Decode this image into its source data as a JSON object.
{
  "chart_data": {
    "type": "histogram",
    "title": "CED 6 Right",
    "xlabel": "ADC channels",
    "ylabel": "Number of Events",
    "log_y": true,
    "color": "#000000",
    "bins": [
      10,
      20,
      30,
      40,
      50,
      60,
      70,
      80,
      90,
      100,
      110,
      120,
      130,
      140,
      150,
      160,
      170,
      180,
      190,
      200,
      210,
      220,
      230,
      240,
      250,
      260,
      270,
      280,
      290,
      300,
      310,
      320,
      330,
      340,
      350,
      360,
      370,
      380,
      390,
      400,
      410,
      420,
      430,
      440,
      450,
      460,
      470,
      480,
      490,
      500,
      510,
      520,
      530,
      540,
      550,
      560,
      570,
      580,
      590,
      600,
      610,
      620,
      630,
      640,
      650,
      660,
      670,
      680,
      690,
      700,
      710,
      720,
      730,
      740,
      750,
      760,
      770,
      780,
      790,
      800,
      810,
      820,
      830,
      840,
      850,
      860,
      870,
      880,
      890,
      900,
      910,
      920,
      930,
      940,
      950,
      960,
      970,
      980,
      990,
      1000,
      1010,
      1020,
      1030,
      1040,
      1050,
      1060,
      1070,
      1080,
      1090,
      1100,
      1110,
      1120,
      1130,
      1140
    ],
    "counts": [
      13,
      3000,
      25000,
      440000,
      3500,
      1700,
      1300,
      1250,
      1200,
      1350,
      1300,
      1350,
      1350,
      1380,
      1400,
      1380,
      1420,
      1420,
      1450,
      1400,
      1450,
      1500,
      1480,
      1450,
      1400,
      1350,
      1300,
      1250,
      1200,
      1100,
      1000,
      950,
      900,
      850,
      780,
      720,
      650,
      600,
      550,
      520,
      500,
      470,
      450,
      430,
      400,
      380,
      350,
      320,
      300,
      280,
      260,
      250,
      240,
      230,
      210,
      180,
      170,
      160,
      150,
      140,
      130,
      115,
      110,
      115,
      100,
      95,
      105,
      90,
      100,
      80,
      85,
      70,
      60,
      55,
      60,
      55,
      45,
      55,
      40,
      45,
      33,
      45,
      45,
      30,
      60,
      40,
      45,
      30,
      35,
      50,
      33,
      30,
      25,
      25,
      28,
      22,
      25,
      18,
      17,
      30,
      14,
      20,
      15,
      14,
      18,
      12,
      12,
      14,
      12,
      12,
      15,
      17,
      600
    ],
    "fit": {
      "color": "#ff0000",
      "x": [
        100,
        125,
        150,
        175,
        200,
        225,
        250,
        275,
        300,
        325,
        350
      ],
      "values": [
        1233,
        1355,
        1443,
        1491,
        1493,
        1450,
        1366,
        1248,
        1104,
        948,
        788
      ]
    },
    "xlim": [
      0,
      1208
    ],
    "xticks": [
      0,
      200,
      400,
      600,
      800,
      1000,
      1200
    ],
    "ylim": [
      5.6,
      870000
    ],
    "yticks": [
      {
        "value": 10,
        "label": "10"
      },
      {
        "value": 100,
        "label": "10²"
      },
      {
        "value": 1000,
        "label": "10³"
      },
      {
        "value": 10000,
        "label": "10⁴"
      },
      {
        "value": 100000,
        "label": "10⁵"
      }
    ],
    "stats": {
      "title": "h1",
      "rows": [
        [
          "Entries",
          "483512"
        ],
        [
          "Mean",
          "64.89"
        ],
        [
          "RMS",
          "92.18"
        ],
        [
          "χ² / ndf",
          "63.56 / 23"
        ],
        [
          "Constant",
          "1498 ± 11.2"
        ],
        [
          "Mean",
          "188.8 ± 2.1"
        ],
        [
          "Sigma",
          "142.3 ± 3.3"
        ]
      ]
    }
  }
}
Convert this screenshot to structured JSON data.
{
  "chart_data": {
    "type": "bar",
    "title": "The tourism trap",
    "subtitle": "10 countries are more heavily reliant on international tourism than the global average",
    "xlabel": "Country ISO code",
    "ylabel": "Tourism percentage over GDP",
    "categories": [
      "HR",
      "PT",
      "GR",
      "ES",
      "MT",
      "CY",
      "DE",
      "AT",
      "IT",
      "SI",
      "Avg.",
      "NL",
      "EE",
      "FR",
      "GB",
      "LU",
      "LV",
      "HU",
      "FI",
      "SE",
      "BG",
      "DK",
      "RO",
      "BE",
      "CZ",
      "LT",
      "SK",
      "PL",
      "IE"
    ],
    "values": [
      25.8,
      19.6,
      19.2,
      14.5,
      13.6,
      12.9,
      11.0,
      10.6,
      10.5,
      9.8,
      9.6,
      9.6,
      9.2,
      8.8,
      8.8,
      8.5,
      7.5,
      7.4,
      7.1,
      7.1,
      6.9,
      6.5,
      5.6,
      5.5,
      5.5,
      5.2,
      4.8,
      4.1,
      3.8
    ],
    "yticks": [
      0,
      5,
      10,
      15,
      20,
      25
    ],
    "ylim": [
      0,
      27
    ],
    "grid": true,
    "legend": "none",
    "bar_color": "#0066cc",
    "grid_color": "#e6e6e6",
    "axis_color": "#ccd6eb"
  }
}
_ _ _ _
WHAT YOU NEED TO DO =
Select, from the listing, all lines that include the word "xlabel".

ANSWER IN FULL =
    "xlabel": "ADC channels",
    "xlabel": "Country ISO code",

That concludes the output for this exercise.